[Stated problem]
Copy the lines below word for word, from first to last, and leave out the pictures.

---- Exercise data

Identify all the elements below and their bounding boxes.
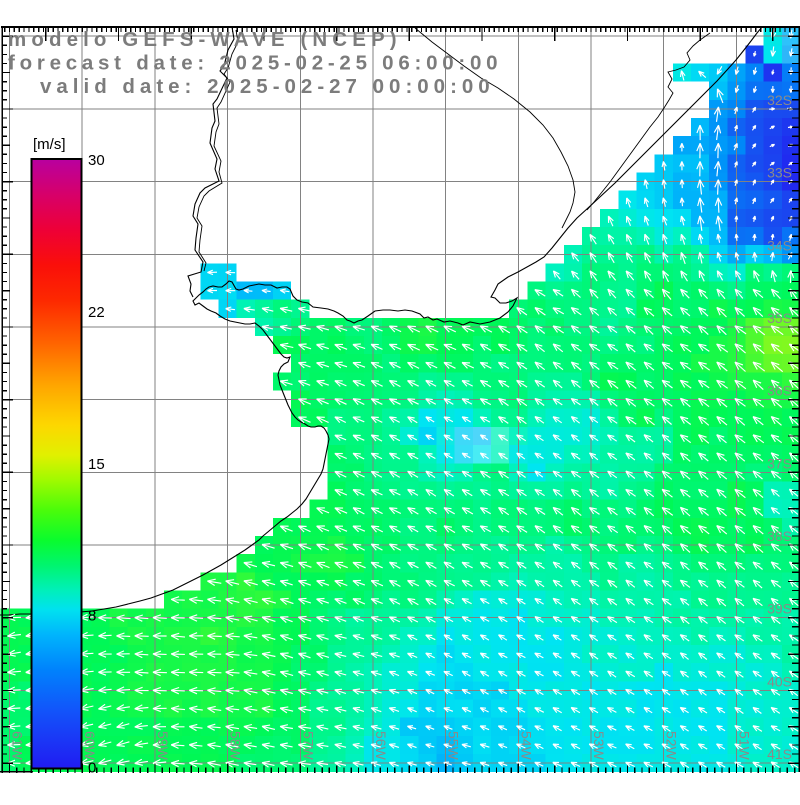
svg-text:33S: 33S xyxy=(767,165,792,181)
svg-text:59W: 59W xyxy=(155,731,171,761)
svg-text:56W: 56W xyxy=(373,731,389,761)
svg-text:34S: 34S xyxy=(767,237,792,253)
svg-text:32S: 32S xyxy=(767,92,792,108)
svg-text:57W: 57W xyxy=(300,731,316,761)
svg-text:55W: 55W xyxy=(446,731,462,761)
svg-text:valid date: 2025-02-27 00:00:0: valid date: 2025-02-27 00:00:00 xyxy=(40,75,495,98)
svg-text:35S: 35S xyxy=(767,310,792,326)
svg-text:40S: 40S xyxy=(767,673,792,689)
svg-text:[m/s]: [m/s] xyxy=(33,136,66,153)
svg-text:forecast date: 2025-02-25 06:0: forecast date: 2025-02-25 06:00:00 xyxy=(8,52,502,75)
svg-text:22: 22 xyxy=(88,304,105,321)
svg-text:41S: 41S xyxy=(767,746,792,762)
svg-text:38S: 38S xyxy=(767,528,792,544)
svg-text:51W: 51W xyxy=(736,731,752,761)
svg-text:modelo GEFS-WAVE (NCEP): modelo GEFS-WAVE (NCEP) xyxy=(8,28,402,51)
svg-text:8: 8 xyxy=(88,608,96,625)
svg-text:58W: 58W xyxy=(228,731,244,761)
svg-text:0: 0 xyxy=(88,760,96,777)
svg-text:61W: 61W xyxy=(10,731,26,761)
svg-text:60W: 60W xyxy=(82,731,98,761)
svg-text:30: 30 xyxy=(88,152,105,169)
svg-text:36S: 36S xyxy=(767,383,792,399)
svg-text:52W: 52W xyxy=(664,731,680,761)
svg-text:15: 15 xyxy=(88,456,105,473)
svg-text:37S: 37S xyxy=(767,455,792,471)
svg-text:53W: 53W xyxy=(591,731,607,761)
svg-text:54W: 54W xyxy=(518,731,534,761)
svg-text:39S: 39S xyxy=(767,601,792,617)
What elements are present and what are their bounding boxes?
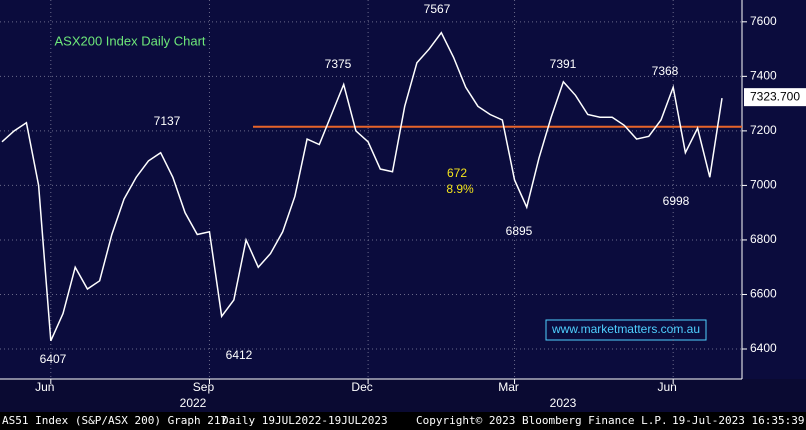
chart-title: ASX200 Index Daily Chart [54,33,205,48]
x-tick-label: Dec [351,380,372,394]
annotation: 7567 [424,2,451,16]
x-tick-label: Jun [35,380,54,394]
watermark-box [545,319,707,341]
annotation: 6895 [506,224,533,238]
x-tick-label: Mar [498,380,519,394]
annotation: 6412 [226,348,253,362]
footer-text: Copyright© 2023 Bloomberg Finance L.P. [416,414,668,427]
annotation: 8.9% [446,182,474,196]
x-tick-label: Sep [193,380,215,394]
footer-bar [0,412,806,430]
footer-text: AS51 Index (S&P/ASX 200) Graph 217 [2,414,227,427]
footer-text: 19-Jul-2023 16:35:39 [672,414,804,427]
y-tick-label: 7600 [750,14,777,28]
y-tick-label: 7400 [750,69,777,83]
x-axis-band [0,379,806,412]
annotation: 7375 [325,57,352,71]
annotation: 6998 [663,194,690,208]
y-tick-label: 6400 [750,341,777,355]
y-tick-label: 7000 [750,178,777,192]
annotation: 7137 [154,114,181,128]
y-tick-label: 6600 [750,287,777,301]
last-price-box [744,88,806,107]
year-label: 2023 [550,396,577,410]
y-tick-label: 6800 [750,232,777,246]
price-line [1,31,723,342]
annotation: 672 [447,166,467,180]
annotation: 7391 [550,57,577,71]
last-price-label: 7323.700 [750,89,800,103]
x-tick-label: Jun [658,380,677,394]
year-label: 2022 [180,396,207,410]
footer-text: Daily 19JUL2022-19JUL2023 [222,414,388,427]
annotation: 7368 [652,64,679,78]
y-tick-label: 7200 [750,123,777,137]
watermark: www.marketmatters.com.au [551,322,700,336]
annotation: 6407 [40,352,67,366]
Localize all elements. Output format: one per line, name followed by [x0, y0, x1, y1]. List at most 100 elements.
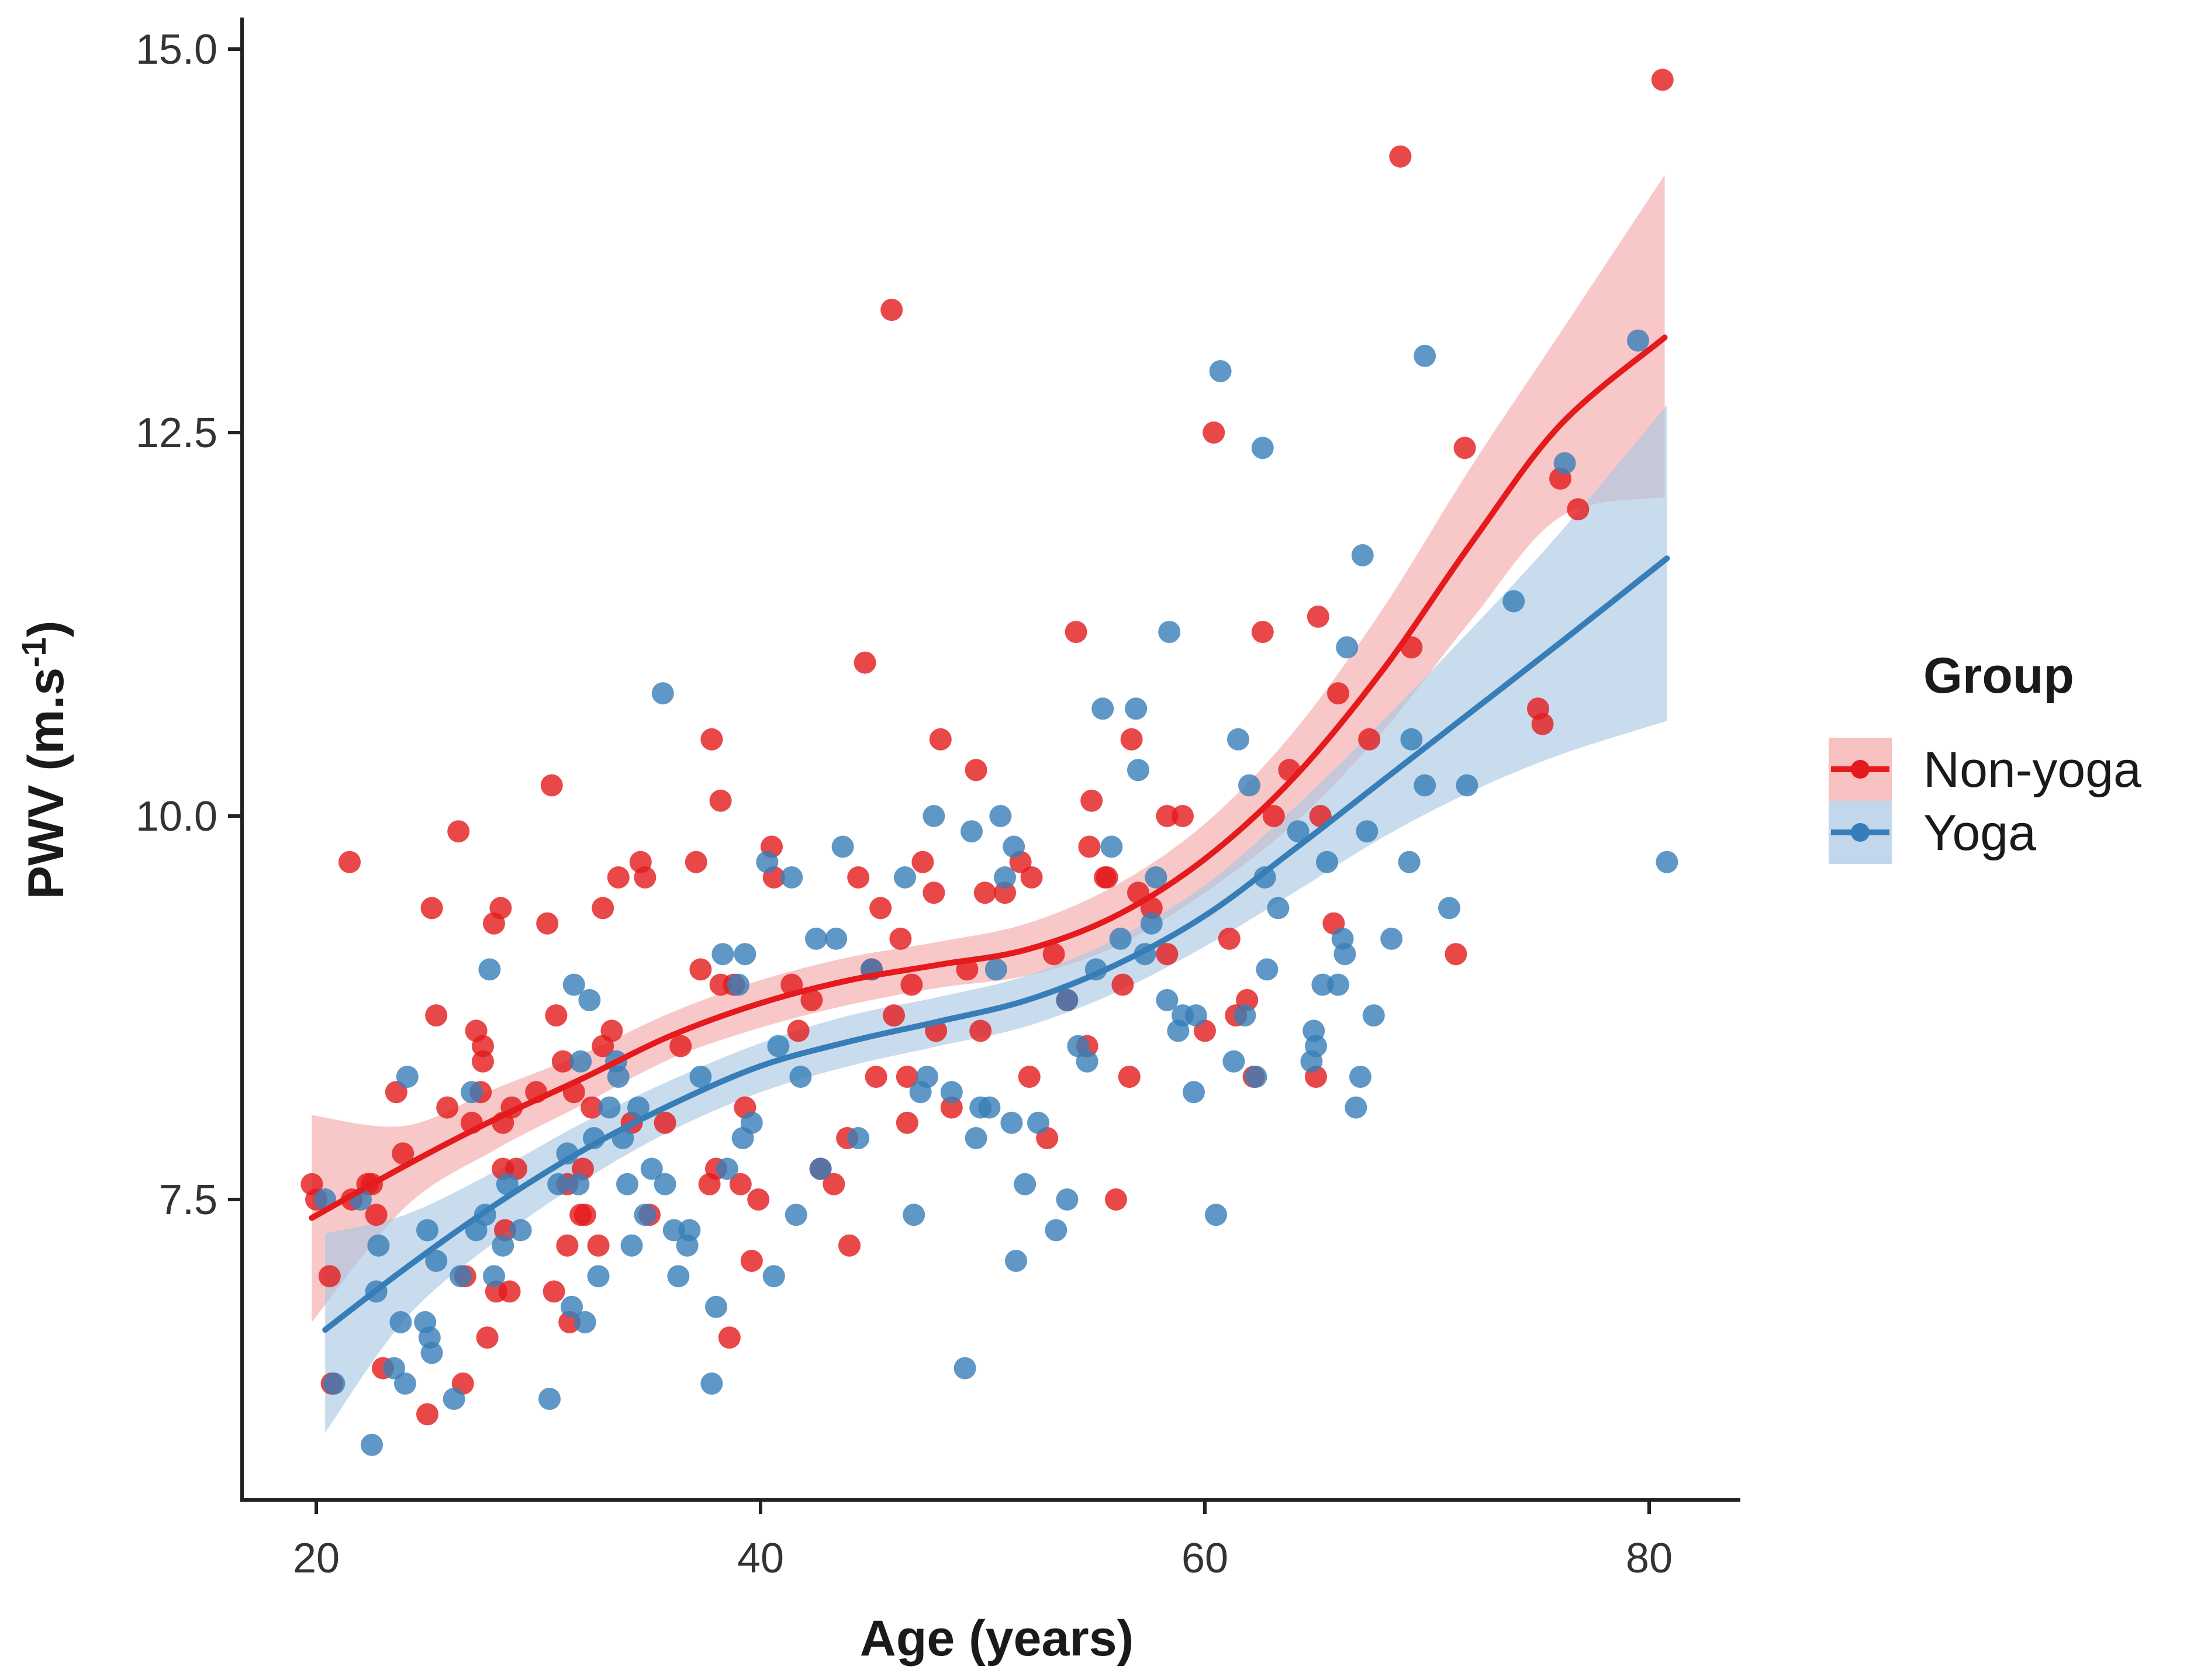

--------

[Written reply]
Identify all the elements below and their bounding boxes.
svg-text:33S: 33S xyxy=(767,165,792,181)
svg-text:59W: 59W xyxy=(155,731,171,761)
svg-text:56W: 56W xyxy=(373,731,389,761)
svg-text:34S: 34S xyxy=(767,237,792,253)
svg-text:32S: 32S xyxy=(767,92,792,108)
svg-text:57W: 57W xyxy=(300,731,316,761)
svg-text:55W: 55W xyxy=(446,731,462,761)
svg-text:valid date: 2025-02-27 00:00:0: valid date: 2025-02-27 00:00:00 xyxy=(40,75,495,98)
svg-text:35S: 35S xyxy=(767,310,792,326)
svg-text:40S: 40S xyxy=(767,673,792,689)
svg-text:[m/s]: [m/s] xyxy=(33,136,66,153)
svg-text:forecast date: 2025-02-25 06:0: forecast date: 2025-02-25 06:00:00 xyxy=(8,52,502,75)
svg-text:22: 22 xyxy=(88,304,105,321)
svg-text:41S: 41S xyxy=(767,746,792,762)
svg-text:38S: 38S xyxy=(767,528,792,544)
svg-text:51W: 51W xyxy=(736,731,752,761)
svg-text:modelo GEFS-WAVE (NCEP): modelo GEFS-WAVE (NCEP) xyxy=(8,28,402,51)
svg-text:8: 8 xyxy=(88,608,96,625)
svg-text:58W: 58W xyxy=(228,731,244,761)
svg-text:0: 0 xyxy=(88,760,96,777)
svg-text:61W: 61W xyxy=(10,731,26,761)
svg-text:60W: 60W xyxy=(82,731,98,761)
svg-text:30: 30 xyxy=(88,152,105,169)
svg-text:36S: 36S xyxy=(767,383,792,399)
svg-text:52W: 52W xyxy=(664,731,680,761)
svg-text:15: 15 xyxy=(88,456,105,473)
svg-text:37S: 37S xyxy=(767,455,792,471)
svg-text:53W: 53W xyxy=(591,731,607,761)
svg-text:54W: 54W xyxy=(518,731,534,761)
svg-text:39S: 39S xyxy=(767,601,792,617)
What elements are present and what are their bounding boxes?
chart-title: ASX200 Index Daily Chart [54,33,205,48]
x-tick-label: Dec [351,380,372,394]
annotation: 7567 [424,2,451,16]
x-tick-label: Jun [35,380,54,394]
watermark-box [545,319,707,341]
annotation: 6895 [506,224,533,238]
x-tick-label: Mar [498,380,519,394]
annotation: 6412 [226,348,253,362]
footer-text: Copyright© 2023 Bloomberg Finance L.P. [416,414,668,427]
annotation: 8.9% [446,182,474,196]
x-tick-label: Sep [193,380,215,394]
footer-bar [0,412,806,430]
footer-text: AS51 Index (S&P/ASX 200) Graph 217 [2,414,227,427]
footer-text: 19-Jul-2023 16:35:39 [672,414,804,427]
y-tick-label: 7600 [750,14,777,28]
y-tick-label: 7400 [750,69,777,83]
x-axis-band [0,379,806,412]
annotation: 7375 [325,57,352,71]
annotation: 6998 [663,194,690,208]
y-tick-label: 6400 [750,341,777,355]
y-tick-label: 7000 [750,178,777,192]
annotation: 7137 [154,114,181,128]
y-tick-label: 6600 [750,287,777,301]
last-price-box [744,88,806,107]
year-label: 2023 [550,396,577,410]
y-tick-label: 6800 [750,232,777,246]
price-line [1,31,723,342]
annotation: 672 [447,166,467,180]
annotation: 7391 [550,57,577,71]
last-price-label: 7323.700 [750,89,800,103]
x-tick-label: Jun [658,380,677,394]
year-label: 2022 [180,396,207,410]
footer-text: Daily 19JUL2022-19JUL2023 [222,414,388,427]
annotation: 7368 [652,64,679,78]
y-tick-label: 7200 [750,123,777,137]
watermark: www.marketmatters.com.au [551,322,700,336]
annotation: 6407 [40,352,67,366]
Localize all elements. Output format: one per line, name followed by [x0, y0, x1, y1]. List at most 100 elements.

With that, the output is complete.